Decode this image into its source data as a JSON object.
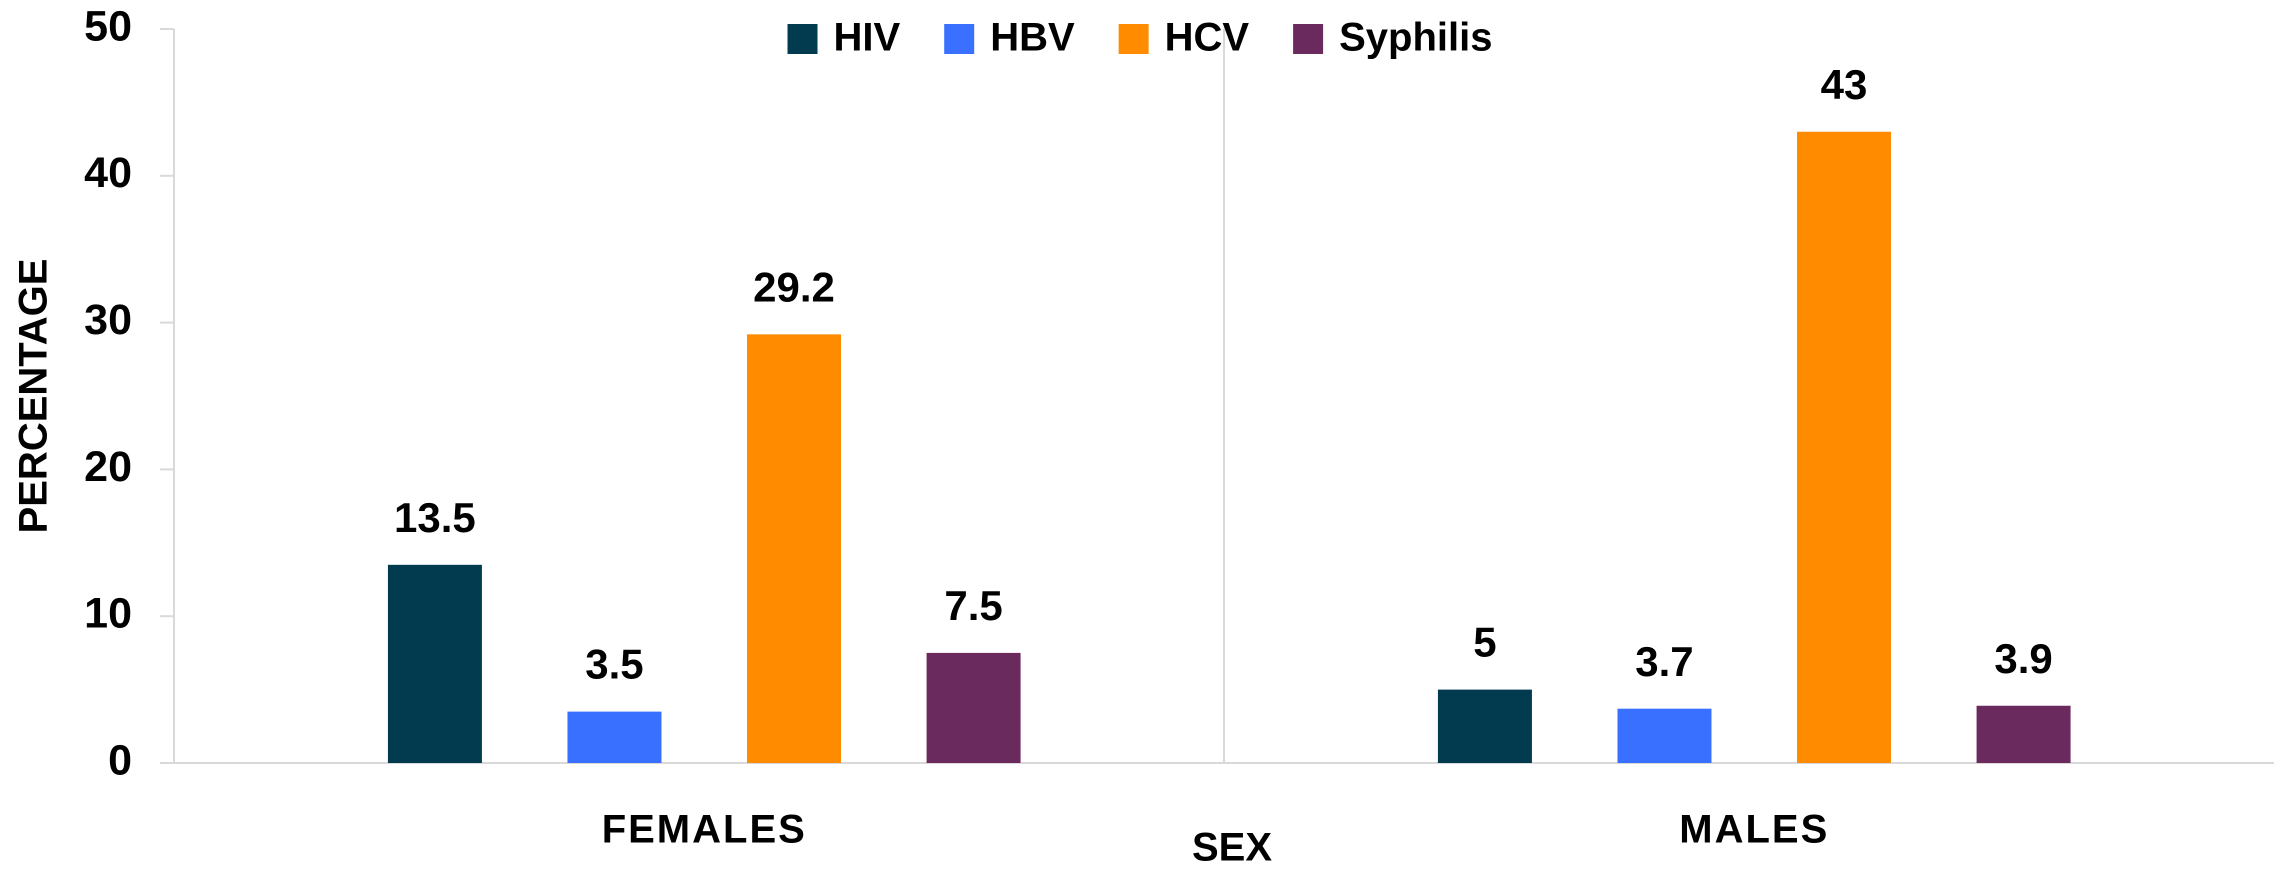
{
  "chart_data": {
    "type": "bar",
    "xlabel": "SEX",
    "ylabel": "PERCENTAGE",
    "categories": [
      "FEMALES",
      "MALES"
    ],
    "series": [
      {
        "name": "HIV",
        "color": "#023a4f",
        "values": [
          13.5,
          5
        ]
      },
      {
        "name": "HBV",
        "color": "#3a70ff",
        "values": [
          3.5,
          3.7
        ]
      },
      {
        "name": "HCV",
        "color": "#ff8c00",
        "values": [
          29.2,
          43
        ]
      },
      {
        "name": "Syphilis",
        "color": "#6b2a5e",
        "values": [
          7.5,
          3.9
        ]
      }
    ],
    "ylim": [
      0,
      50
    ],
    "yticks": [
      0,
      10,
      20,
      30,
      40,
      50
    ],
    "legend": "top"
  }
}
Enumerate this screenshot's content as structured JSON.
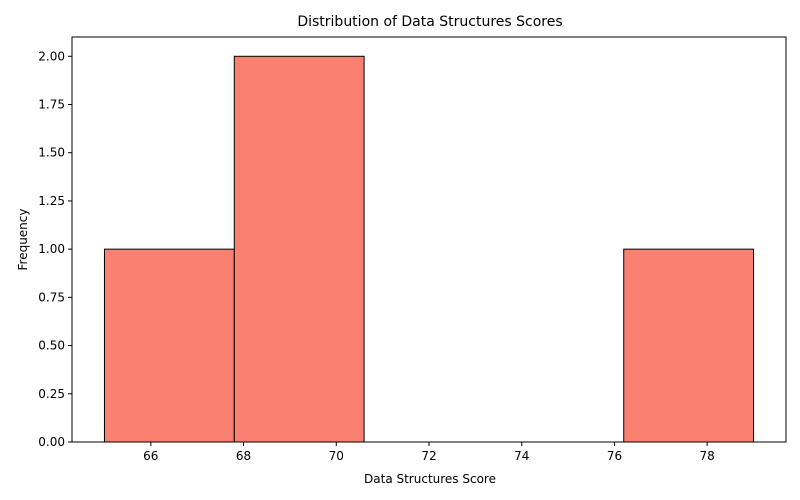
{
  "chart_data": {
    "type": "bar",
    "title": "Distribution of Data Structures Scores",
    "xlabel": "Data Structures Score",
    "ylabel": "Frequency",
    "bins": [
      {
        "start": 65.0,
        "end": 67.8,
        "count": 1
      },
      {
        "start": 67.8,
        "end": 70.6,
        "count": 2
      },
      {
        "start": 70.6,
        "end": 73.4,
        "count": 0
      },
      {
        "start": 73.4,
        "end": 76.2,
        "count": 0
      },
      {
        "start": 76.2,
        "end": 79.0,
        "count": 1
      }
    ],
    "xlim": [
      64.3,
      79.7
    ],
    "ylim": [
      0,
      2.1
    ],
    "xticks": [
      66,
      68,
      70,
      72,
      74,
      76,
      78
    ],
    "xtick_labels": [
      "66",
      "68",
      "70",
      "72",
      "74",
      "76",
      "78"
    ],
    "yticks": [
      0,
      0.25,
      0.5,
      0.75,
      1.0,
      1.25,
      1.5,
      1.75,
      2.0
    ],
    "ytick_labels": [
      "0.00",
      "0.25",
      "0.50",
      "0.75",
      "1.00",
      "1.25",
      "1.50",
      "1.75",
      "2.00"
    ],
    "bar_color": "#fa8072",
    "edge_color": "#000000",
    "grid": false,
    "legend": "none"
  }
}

———

● PROBLEM: With the pictures left out, transcribe the material exactly.

● TASK SOLUTION:
Decode this image into its source data as a JSON object.
{
  "chart_data": {
    "type": "bar",
    "xlabel": "SEX",
    "ylabel": "PERCENTAGE",
    "categories": [
      "FEMALES",
      "MALES"
    ],
    "series": [
      {
        "name": "HIV",
        "color": "#023a4f",
        "values": [
          13.5,
          5
        ]
      },
      {
        "name": "HBV",
        "color": "#3a70ff",
        "values": [
          3.5,
          3.7
        ]
      },
      {
        "name": "HCV",
        "color": "#ff8c00",
        "values": [
          29.2,
          43
        ]
      },
      {
        "name": "Syphilis",
        "color": "#6b2a5e",
        "values": [
          7.5,
          3.9
        ]
      }
    ],
    "ylim": [
      0,
      50
    ],
    "yticks": [
      0,
      10,
      20,
      30,
      40,
      50
    ],
    "legend": "top"
  }
}
Enumerate this screenshot's content as structured JSON.
{
  "chart_data": {
    "type": "bar",
    "title": "Distribution of Data Structures Scores",
    "xlabel": "Data Structures Score",
    "ylabel": "Frequency",
    "bins": [
      {
        "start": 65.0,
        "end": 67.8,
        "count": 1
      },
      {
        "start": 67.8,
        "end": 70.6,
        "count": 2
      },
      {
        "start": 70.6,
        "end": 73.4,
        "count": 0
      },
      {
        "start": 73.4,
        "end": 76.2,
        "count": 0
      },
      {
        "start": 76.2,
        "end": 79.0,
        "count": 1
      }
    ],
    "xlim": [
      64.3,
      79.7
    ],
    "ylim": [
      0,
      2.1
    ],
    "xticks": [
      66,
      68,
      70,
      72,
      74,
      76,
      78
    ],
    "xtick_labels": [
      "66",
      "68",
      "70",
      "72",
      "74",
      "76",
      "78"
    ],
    "yticks": [
      0,
      0.25,
      0.5,
      0.75,
      1.0,
      1.25,
      1.5,
      1.75,
      2.0
    ],
    "ytick_labels": [
      "0.00",
      "0.25",
      "0.50",
      "0.75",
      "1.00",
      "1.25",
      "1.50",
      "1.75",
      "2.00"
    ],
    "bar_color": "#fa8072",
    "edge_color": "#000000",
    "grid": false,
    "legend": "none"
  }
}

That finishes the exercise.